* Excerpted text *
*** Block opens ***

I’ve seen parallels being drawn between Sam and Gadreel, but I think the parallel between Dean and Gadreel was clear in this episode. We know that Dean is weak. Sam is his weakness. Just as Ezekiel/Gadreel strung Dean along about healing Sam and leaving him, Metatron is stringing Gadreel along about his role in this new Heaven they are building. Both Dean and Gadreel were too weak and desperate to question the angel in control. No doubt Gadreel is going to find himself duped by Metatron just as Dean was duped by him. So is Gadreel a “bad guy?” Well, Castiel would have died at the hands of the rogue reaper if Gadreel hadn’t brought him back and Charlie would have too if Dean hadn’t insisted that Gadreel bring her back. On the other hand, Kevin is dead as are Thaddeus and Abner as well as their vessels. Gadreel has allowed Metatron to make him nothing more than a hit man.

*** Block closes ***

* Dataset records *
*** Block opens ***

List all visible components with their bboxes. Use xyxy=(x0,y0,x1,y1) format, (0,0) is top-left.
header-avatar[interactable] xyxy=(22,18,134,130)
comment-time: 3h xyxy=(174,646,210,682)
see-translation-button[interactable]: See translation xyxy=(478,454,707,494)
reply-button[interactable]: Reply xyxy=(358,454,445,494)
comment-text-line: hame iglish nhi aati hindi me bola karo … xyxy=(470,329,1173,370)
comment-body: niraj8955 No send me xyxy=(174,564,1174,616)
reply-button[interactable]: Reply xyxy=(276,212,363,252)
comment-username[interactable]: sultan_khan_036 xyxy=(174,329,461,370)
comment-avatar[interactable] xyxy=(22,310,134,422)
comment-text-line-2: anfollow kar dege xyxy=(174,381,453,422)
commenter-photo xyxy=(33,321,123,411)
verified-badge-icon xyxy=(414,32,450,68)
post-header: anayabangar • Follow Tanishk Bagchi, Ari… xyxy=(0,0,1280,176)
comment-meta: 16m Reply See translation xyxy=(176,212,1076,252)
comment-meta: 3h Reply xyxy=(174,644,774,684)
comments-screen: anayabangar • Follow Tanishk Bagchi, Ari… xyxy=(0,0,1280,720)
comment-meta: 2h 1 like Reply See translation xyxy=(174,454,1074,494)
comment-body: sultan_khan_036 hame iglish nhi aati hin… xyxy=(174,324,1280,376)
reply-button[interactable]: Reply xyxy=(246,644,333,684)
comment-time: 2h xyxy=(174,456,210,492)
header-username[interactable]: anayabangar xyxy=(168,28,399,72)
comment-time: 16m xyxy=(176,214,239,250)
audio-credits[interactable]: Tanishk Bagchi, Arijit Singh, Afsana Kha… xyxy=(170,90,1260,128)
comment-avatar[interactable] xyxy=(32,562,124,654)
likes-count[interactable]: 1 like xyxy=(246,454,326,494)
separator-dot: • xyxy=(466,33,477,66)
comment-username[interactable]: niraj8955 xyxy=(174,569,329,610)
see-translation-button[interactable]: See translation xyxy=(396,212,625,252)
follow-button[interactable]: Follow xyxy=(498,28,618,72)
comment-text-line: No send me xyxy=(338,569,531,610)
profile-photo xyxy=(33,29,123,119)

*** Block closes ***

* Exercise tasks *
1. Using the episode commentary, decide whether each statement agrees with it. Answer yes or no and quote the words that decide it.
(a) Gadreel brought Castiel back.
(b) Charlie was brought back on Metatron's orders.
(c) Kevin is still alive.
2. Answer these questions from the episode commentary.
(a) Who does the writer name as Dean's weakness?
(b) What is Metatron stringing Gadreel along about?
(c) What does the writer say Metatron has made Gadreel?
3. Continue the episode commentary from the point where it stops.

* Results of the exercise *
1.
(a) Yes: "Castiel would have died at the hands of the rogue reaper if Gadreel hadn’t brought him back"
(b) No: "Charlie would have too if Dean hadn’t insisted that Gadreel bring her back"
(c) No: "Kevin is dead"

2.
(a) Sam
(b) His role in the new Heaven they are building
(c) Nothing more than a hit man

3.
If Gadreel is a bad guy, is Dean? He seems to think so. Taking Crowley’s pronouncement that people around him “don’t have much in the way of a lifespan,” Dean has concluded that he is “poison.” He’s going to walk away, not just from Sam but Castiel too, not because he’s mad at Sam or disappointed in Sam or because he thinks they’re weaker together, but because he believes he is a danger to those around him.
Dean: People get close to me they get killed, or worse. I tell myself I help more people than I hurt and I tell myself that I’m doing it all for the right reasons and I believe that. But I can’t – I won’t drag anyone anybody into the muck with me – not anymore.
Sam: Go. I’m not going to stop you. But don’t go thinking that’s the problem because it’s not.
Dean: What’s that supposed to mean?
Sam: Just go.
And this brings us to Sam who insists twice in this scene that he was ready to die, willing to die if Dean hadn’t tricked him. Do we conclude that Sam still thinks that the problem is him? He is the reason that Dean makes bad decisions? If so, there’s something aggravatingly self-centered about that, or does he mean that the problem is them – their dynamic, their lies and secrets and willingness to sacrifice everything for one another. After all, Dean didn’t act alone. He asked Sam to stop the trials and when Sam agreed, people died. Dean asked Sam to come with him instead of Death and again, Sam’s agreement led to others dying.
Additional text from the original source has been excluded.